### Problem statement:
In the material below, identify each line bearing the word "programmable". Reproduce those lines.

### Provided material:
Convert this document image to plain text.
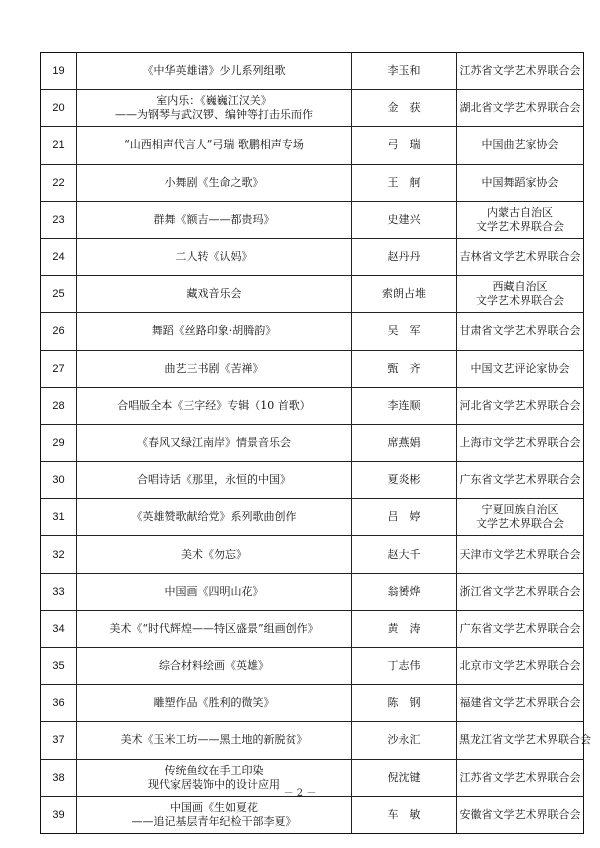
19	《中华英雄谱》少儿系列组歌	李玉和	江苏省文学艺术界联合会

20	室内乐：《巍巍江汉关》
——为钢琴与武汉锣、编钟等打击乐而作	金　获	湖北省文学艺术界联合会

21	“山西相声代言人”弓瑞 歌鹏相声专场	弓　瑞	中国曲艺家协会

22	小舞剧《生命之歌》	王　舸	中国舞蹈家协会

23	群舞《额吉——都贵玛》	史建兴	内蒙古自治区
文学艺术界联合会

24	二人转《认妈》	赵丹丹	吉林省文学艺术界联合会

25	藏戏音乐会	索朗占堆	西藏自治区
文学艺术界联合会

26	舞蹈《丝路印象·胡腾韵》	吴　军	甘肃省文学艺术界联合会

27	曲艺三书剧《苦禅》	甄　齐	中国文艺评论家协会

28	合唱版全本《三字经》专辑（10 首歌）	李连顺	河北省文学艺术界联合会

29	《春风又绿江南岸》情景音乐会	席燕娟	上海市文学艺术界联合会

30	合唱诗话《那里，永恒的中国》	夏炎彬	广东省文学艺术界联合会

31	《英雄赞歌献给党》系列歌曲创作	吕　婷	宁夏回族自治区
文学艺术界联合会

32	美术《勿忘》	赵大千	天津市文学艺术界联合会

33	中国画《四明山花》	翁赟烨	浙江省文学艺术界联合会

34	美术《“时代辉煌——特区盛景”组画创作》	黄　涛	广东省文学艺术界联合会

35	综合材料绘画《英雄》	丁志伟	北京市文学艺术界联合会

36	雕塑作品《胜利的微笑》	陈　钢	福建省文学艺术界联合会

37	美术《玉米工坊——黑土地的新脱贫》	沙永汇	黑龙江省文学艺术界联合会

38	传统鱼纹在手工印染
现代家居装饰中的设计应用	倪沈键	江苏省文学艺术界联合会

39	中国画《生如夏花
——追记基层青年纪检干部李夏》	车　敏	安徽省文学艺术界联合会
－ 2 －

==

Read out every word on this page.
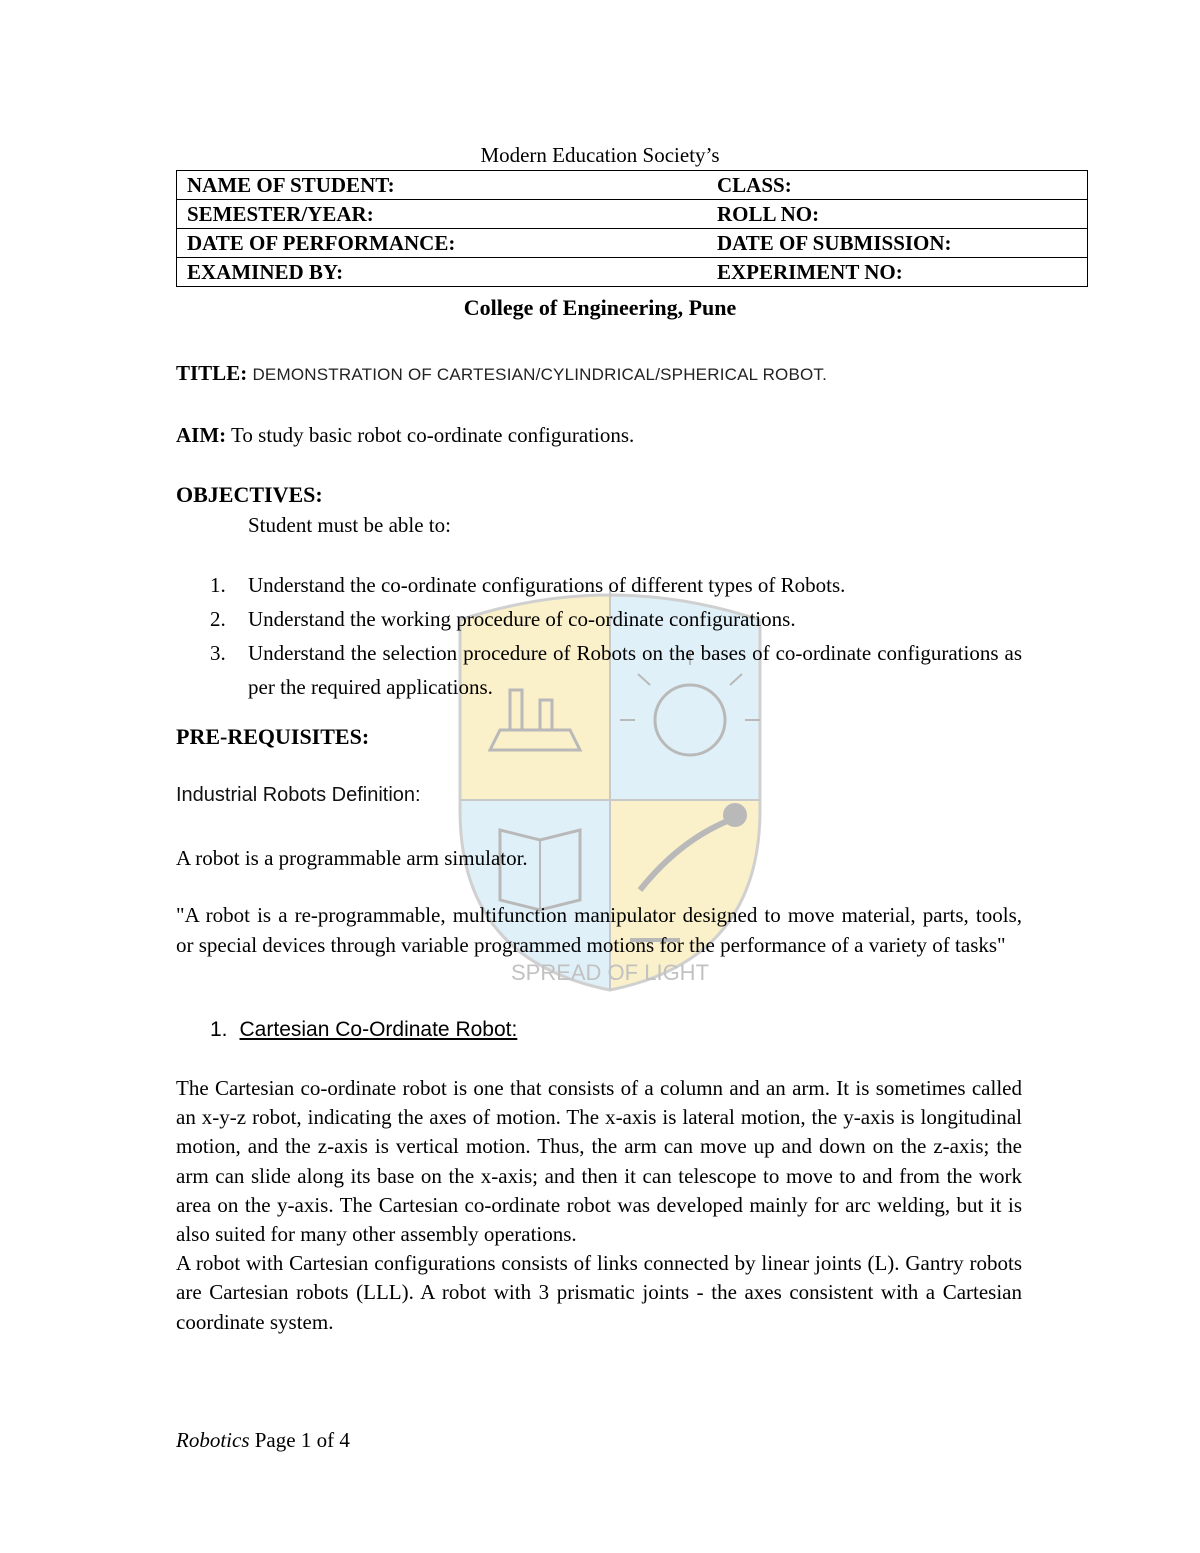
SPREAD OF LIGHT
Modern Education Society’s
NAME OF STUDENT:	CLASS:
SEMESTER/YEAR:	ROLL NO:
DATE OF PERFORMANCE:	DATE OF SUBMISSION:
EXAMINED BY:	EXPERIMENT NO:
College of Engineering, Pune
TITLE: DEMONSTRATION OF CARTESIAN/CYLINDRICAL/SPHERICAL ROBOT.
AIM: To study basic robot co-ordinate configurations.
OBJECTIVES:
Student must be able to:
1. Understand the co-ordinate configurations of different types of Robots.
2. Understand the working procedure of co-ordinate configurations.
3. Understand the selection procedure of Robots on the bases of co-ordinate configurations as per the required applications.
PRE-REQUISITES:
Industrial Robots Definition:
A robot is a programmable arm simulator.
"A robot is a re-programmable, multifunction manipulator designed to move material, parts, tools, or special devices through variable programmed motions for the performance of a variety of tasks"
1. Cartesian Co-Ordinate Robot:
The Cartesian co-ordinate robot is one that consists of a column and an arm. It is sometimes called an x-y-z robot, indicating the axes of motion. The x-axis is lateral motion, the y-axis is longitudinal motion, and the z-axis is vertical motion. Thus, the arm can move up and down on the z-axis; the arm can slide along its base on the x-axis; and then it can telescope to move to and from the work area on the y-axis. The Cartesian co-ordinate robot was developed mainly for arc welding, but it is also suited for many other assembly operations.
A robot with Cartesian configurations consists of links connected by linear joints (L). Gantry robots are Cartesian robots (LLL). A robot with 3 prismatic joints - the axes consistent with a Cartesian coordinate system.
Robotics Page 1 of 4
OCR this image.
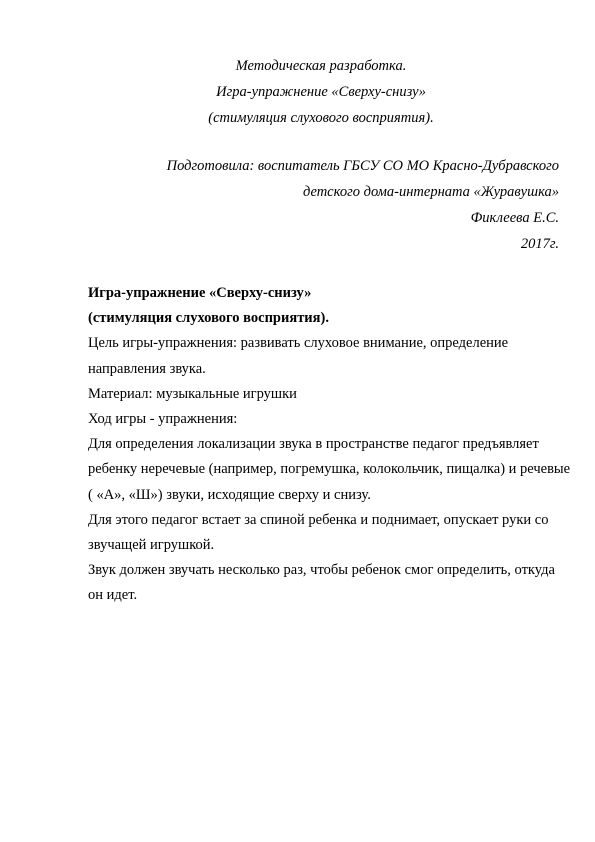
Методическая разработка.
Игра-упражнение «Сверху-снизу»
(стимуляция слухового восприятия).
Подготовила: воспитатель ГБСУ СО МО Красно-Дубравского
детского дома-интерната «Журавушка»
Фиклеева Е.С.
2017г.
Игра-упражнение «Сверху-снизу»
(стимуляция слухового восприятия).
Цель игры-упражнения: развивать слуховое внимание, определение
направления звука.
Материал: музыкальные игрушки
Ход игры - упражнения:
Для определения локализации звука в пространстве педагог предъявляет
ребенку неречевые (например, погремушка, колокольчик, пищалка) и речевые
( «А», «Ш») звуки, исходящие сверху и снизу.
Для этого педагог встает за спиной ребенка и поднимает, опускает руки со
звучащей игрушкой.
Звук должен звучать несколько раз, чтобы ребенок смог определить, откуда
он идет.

### Solution for this problem:
A robot is a programmable arm simulator.
"A robot is a re-programmable, multifunction manipulator designed to move material, parts, tools, or special devices through variable programmed motions for the performance of a variety of tasks"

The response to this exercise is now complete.